>> START
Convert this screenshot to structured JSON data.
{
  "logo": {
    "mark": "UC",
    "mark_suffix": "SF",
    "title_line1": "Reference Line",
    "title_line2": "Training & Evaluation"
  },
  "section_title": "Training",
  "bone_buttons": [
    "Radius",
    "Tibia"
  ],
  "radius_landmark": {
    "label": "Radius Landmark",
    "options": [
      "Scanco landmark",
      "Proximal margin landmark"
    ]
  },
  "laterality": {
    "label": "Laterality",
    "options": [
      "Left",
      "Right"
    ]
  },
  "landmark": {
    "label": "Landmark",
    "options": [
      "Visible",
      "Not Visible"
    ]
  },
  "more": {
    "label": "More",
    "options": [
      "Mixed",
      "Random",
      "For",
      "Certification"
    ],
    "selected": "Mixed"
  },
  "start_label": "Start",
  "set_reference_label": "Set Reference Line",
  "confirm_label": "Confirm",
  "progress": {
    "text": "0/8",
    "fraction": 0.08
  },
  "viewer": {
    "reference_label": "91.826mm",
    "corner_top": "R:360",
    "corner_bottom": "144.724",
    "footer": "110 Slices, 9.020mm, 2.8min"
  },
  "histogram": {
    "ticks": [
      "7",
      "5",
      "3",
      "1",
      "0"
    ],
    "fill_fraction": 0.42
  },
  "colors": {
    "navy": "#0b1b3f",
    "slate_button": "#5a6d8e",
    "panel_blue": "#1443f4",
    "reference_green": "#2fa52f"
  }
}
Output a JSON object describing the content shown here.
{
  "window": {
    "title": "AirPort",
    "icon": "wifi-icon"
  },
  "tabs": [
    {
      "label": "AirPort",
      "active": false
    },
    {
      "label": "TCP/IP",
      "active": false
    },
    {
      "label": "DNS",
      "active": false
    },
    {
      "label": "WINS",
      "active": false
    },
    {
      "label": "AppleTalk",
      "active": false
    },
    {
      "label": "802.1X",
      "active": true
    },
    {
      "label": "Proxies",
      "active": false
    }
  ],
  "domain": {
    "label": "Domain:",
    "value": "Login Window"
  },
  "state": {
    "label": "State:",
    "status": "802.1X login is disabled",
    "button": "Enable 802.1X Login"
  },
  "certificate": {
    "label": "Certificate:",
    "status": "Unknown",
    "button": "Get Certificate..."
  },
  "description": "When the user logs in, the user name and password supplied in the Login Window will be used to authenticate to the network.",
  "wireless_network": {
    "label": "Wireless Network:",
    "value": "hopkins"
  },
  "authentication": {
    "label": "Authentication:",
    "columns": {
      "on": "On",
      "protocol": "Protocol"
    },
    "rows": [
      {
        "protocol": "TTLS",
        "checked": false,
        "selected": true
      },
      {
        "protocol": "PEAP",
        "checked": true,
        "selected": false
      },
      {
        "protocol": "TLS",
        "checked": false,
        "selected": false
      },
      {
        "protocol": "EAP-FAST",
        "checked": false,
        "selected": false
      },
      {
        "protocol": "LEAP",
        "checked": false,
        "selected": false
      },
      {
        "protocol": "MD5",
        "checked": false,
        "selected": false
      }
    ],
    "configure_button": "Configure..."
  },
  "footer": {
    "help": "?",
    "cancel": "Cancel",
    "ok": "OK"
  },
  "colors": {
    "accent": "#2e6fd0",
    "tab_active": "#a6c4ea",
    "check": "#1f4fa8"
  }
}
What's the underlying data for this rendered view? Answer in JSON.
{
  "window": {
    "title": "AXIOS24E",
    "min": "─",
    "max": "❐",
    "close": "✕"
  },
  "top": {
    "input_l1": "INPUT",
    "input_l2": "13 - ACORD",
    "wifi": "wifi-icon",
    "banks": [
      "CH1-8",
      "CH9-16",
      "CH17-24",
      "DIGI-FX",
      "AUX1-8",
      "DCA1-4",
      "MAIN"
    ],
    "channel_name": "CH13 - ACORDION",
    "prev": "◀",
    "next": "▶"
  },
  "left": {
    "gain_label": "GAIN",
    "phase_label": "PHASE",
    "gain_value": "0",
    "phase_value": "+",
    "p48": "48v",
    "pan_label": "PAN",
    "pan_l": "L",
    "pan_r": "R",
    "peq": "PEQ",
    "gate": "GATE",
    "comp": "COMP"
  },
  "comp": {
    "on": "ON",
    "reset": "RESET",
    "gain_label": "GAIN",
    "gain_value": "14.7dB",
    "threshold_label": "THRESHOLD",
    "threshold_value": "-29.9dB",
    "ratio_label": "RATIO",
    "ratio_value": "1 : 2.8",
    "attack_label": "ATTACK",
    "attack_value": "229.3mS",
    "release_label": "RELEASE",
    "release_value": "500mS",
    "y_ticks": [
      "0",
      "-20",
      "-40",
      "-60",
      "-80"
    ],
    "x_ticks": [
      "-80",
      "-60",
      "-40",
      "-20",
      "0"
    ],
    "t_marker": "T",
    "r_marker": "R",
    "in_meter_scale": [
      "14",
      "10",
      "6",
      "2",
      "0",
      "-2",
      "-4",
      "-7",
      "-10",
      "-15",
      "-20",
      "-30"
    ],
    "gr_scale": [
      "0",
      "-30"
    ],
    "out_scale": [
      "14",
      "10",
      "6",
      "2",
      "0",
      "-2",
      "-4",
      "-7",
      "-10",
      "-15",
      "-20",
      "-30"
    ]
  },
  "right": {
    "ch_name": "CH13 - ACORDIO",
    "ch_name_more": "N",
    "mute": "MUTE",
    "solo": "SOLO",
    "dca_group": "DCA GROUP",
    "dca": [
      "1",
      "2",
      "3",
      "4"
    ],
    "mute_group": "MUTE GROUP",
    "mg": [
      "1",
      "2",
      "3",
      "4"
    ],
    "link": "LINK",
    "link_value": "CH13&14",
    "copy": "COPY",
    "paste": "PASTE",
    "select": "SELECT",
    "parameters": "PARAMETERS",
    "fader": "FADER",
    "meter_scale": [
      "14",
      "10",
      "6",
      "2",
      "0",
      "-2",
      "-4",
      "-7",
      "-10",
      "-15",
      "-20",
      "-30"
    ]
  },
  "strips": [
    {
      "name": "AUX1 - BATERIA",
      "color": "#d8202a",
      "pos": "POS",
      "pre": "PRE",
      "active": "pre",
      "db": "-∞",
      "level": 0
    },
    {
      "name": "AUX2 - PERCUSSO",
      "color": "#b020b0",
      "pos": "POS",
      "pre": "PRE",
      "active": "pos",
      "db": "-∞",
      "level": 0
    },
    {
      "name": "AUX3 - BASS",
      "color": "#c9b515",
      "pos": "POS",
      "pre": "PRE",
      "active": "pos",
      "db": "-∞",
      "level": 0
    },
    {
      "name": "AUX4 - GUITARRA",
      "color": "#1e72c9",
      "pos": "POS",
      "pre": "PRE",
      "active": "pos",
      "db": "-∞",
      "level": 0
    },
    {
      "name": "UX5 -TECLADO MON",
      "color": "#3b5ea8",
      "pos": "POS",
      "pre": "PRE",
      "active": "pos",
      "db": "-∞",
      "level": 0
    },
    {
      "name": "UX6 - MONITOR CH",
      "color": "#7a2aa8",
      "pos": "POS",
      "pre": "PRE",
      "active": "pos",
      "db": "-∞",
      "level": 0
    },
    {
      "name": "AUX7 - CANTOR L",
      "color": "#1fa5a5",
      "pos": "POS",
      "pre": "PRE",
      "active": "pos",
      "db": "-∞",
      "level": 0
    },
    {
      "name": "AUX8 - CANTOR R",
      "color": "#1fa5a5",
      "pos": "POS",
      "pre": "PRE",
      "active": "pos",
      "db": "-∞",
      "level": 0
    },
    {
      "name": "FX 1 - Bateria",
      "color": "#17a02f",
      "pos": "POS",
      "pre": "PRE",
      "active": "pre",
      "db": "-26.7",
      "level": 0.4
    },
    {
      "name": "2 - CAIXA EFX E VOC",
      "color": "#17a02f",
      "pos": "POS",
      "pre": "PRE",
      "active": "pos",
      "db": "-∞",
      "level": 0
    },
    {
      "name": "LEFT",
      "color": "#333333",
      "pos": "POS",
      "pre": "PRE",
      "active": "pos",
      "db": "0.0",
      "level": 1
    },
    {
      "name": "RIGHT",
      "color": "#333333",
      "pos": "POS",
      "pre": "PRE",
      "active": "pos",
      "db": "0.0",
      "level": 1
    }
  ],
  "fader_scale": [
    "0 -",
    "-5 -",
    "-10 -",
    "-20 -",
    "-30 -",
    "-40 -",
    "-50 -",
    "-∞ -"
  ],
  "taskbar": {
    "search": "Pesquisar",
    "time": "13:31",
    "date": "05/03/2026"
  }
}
>> END
Using the records given above, list every line that includes the word "GROUP".

## [Answer for the task]
    "dca_group": "DCA GROUP",
    "mute_group": "MUTE GROUP",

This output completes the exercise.